→ **Given passage**
Kelly Renee Gissendaner was scheduled to be executed at 7 p.m. at the prison in Jackson for the February 1997 murder of her husband, Douglas Gissendaner. The execution was put on hold while officials waited for the U.S. Supreme Court to either grant or deny a stay requested by her lawyers. The court had still not ruled five hours later.

An appellate court had rejected the lawyers' request for a delay on the grounds that Georgia's lethal-injection procedures aren't transparent enough to be challenged in court. Late Monday, the lawyers added additional arguments for the high court: that it should consider a stay because Gissendaner didn't kill her husband herself, and because she had been thoroughly rehabilitated.

In this Tuesday, July 6, 2004, file photo, Kelly Gissendaner, the only woman on Georgia's death row, peers through the slot in her cell door at Metro State Prison in Atlanta. (Bita Honarvar/Atlanta Journal-Constitution/The Associated Press)

Previously, courts had found Gissendaner had plotted the stabbing death of her husband by her boyfriend, Gregory Owen, who will be up for parole in eight years after accepting a life sentence and testifying against her.

Gissendaner would be only the 16th woman put to death nationwide since the Supreme Court allowed the death penalty to resume in 1976. About 1,400 men have been executed since then, according to the Death Penalty Information Center.

The Georgia Board of Pardons and Paroles, the only entity authorized to commute a death sentence, denied clemency last week and upheld that decision late Monday. The woman's lawyers had urged the board to reconsider and "bestow mercy" by commuting her sentence to life without parole. The board said it voted to abide by its earlier decision after "careful consideration" of the request.

Kelly and Douglas Gissendaner had a troubled relationship, repeatedly splitting up and getting back together, divorcing and remarrying. She was a 28-year-old mother of three children, 12, 7 and 5 years old. And she had an on-again, off-again lover in Owen.

In prison, Gissendaner eventually took responsibility: Rather than divorcing her husband again, she pushed Owen to kill him. Acting on her instructions, Owen ambushed her husband while she went out dancing with friends, and forced him to drive to a remote area. Then he marched him into the woods and stabbed him multiple times, prosecutors said.

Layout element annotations
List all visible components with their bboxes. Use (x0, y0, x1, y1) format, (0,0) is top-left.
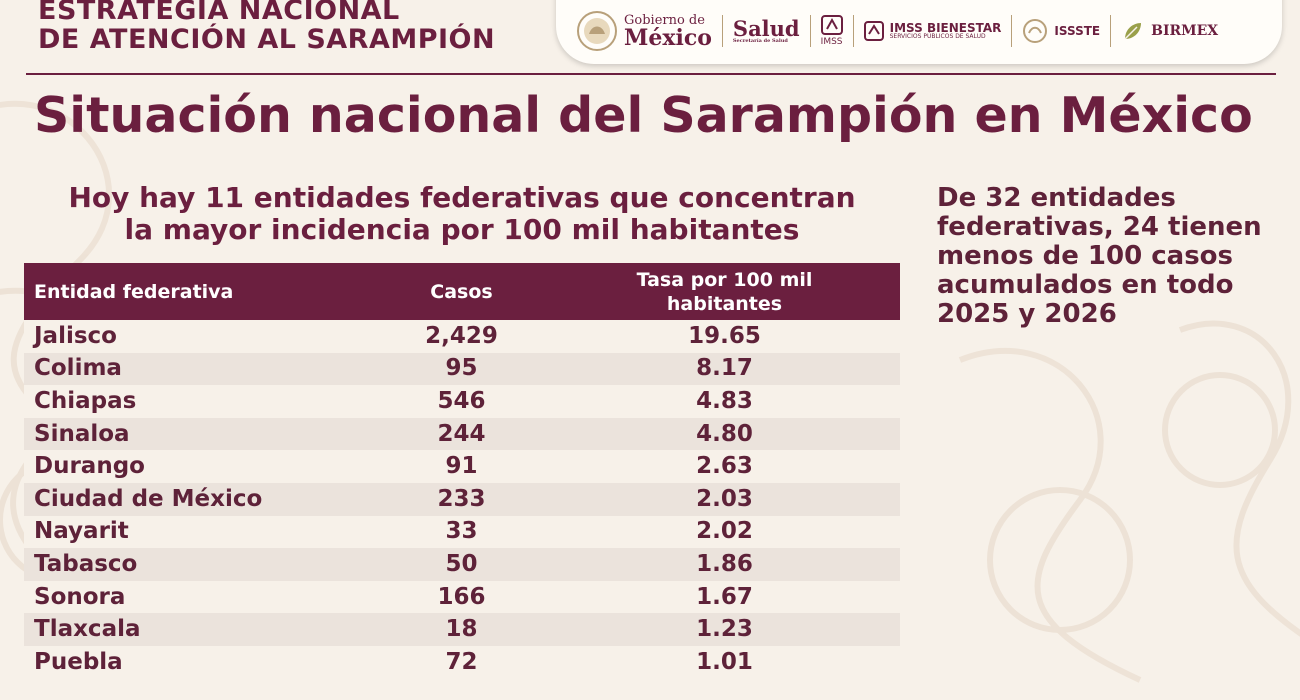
salud-logo: Salud Secretaría de Salud (733, 18, 800, 44)
cell-tasa: 1.67 (549, 580, 900, 614)
cell-entidad: Tabasco (24, 548, 374, 581)
table-row: Tabasco 50 1.86 (24, 548, 900, 581)
salud-text: Salud (732, 16, 800, 41)
birmex-leaf-icon (1124, 23, 1142, 40)
cell-tasa: 1.01 (549, 645, 900, 679)
cell-casos: 546 (374, 385, 549, 418)
cell-tasa: 8.17 (549, 352, 900, 386)
table-row: Chiapas 546 4.83 (24, 385, 900, 418)
cell-entidad: Ciudad de México (24, 482, 374, 516)
table-body: Jalisco 2,429 19.65 Colima 95 8.17 Chiap… (24, 320, 900, 679)
table-row: Ciudad de México 233 2.03 (24, 482, 900, 516)
table-row: Puebla 72 1.01 (24, 645, 900, 679)
cell-tasa: 2.03 (549, 482, 900, 516)
logo-bar: Gobierno de México Salud Secretaría de S… (556, 0, 1282, 64)
imss-bienestar-text: IMSS BIENESTAR (889, 20, 1002, 35)
cell-tasa: 2.02 (549, 515, 900, 549)
incidence-table: Entidad federativa Casos Tasa por 100 mi… (24, 263, 900, 679)
imss-bienestar-icon (863, 21, 884, 41)
issste-logo: ISSSTE (1022, 18, 1100, 44)
subtitle-line1: Hoy hay 11 entidades federativas que con… (68, 181, 856, 214)
imss-emblem-icon (820, 14, 843, 35)
header-entidad: Entidad federativa (24, 263, 374, 320)
cell-entidad: Sinaloa (24, 417, 374, 451)
header-tasa: Tasa por 100 mil habitantes (549, 263, 900, 320)
cell-casos: 95 (374, 352, 549, 386)
cell-entidad: Durango (24, 450, 374, 483)
logo-separator (1110, 15, 1112, 47)
table-row: Sonora 166 1.67 (24, 580, 900, 614)
table-subtitle: Hoy hay 11 entidades federativas que con… (24, 182, 900, 246)
logo-separator (721, 15, 723, 47)
imss-logo: IMSS (820, 14, 843, 47)
issste-text: ISSSTE (1054, 23, 1101, 38)
header-title-line1: ESTRATEGIA NACIONAL (38, 0, 400, 26)
cell-entidad: Nayarit (24, 515, 374, 549)
imss-text: IMSS (820, 36, 843, 47)
cell-entidad: Jalisco (24, 320, 374, 353)
gobierno-small-text: Gobierno de (624, 12, 705, 28)
cell-casos: 18 (374, 613, 549, 646)
imss-bienestar-logo: IMSS BIENESTAR SERVICIOS PÚBLICOS DE SAL… (863, 20, 1002, 41)
gobierno-big-text: México (624, 24, 712, 51)
cell-casos: 72 (374, 645, 549, 679)
logo-separator (852, 15, 854, 47)
cell-tasa: 1.86 (549, 548, 900, 581)
cell-entidad: Chiapas (24, 385, 374, 418)
logo-separator (1011, 15, 1013, 47)
birmex-logo: BIRMEX (1121, 19, 1218, 43)
cell-tasa: 4.83 (549, 385, 900, 418)
cell-entidad: Puebla (24, 645, 374, 679)
gobierno-logo: Gobierno de México (576, 10, 712, 52)
header-title-line2: DE ATENCIÓN AL SARAMPIÓN (38, 24, 496, 55)
cell-tasa: 2.63 (549, 450, 900, 483)
birmex-text: BIRMEX (1151, 22, 1219, 39)
cell-entidad: Colima (24, 352, 374, 386)
cell-entidad: Tlaxcala (24, 613, 374, 646)
table-row: Sinaloa 244 4.80 (24, 417, 900, 451)
imss-bienestar-sub-text: SERVICIOS PÚBLICOS DE SALUD (889, 33, 986, 41)
table-row: Jalisco 2,429 19.65 (24, 320, 900, 353)
logo-separator (809, 15, 811, 47)
salud-sub-text: Secretaría de Salud (732, 38, 788, 44)
cell-casos: 50 (374, 548, 549, 581)
cell-casos: 166 (374, 580, 549, 614)
table-row: Colima 95 8.17 (24, 352, 900, 386)
issste-emblem-icon (1023, 19, 1048, 43)
header-title: ESTRATEGIA NACIONAL DE ATENCIÓN AL SARAM… (38, 0, 495, 54)
eagle-emblem-icon (577, 11, 617, 51)
table-header: Entidad federativa Casos Tasa por 100 mi… (24, 263, 900, 320)
cell-casos: 2,429 (374, 320, 549, 353)
cell-casos: 91 (374, 450, 549, 483)
table-row: Tlaxcala 18 1.23 (24, 613, 900, 646)
cell-tasa: 1.23 (549, 613, 900, 646)
header-divider (26, 73, 1276, 75)
cell-casos: 244 (374, 417, 549, 451)
page-title: Situación nacional del Sarampión en Méxi… (34, 87, 1253, 144)
subtitle-line2: la mayor incidencia por 100 mil habitant… (124, 213, 800, 246)
table-row: Nayarit 33 2.02 (24, 515, 900, 549)
side-note: De 32 entidades federativas, 24 tienen m… (937, 183, 1262, 329)
table-row: Durango 91 2.63 (24, 450, 900, 483)
cell-tasa: 4.80 (549, 417, 900, 451)
cell-tasa: 19.65 (549, 320, 900, 353)
cell-casos: 233 (374, 482, 549, 516)
header-casos: Casos (374, 263, 549, 320)
cell-casos: 33 (374, 515, 549, 549)
cell-entidad: Sonora (24, 580, 374, 614)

→ **Aim of the task**
In the article on the Gissendaner execution above, shorten the paragraph that begins "The Georgia Board of Pardons and Paroles" while keeping its main facts.

→ **Solution to this exercise**
The Georgia Board of Pardons and Paroles, the only body able to commute a death sentence, denied clemency last week. Late Monday, after "careful consideration," it upheld that decision despite her lawyers' plea to commute the sentence to life without parole.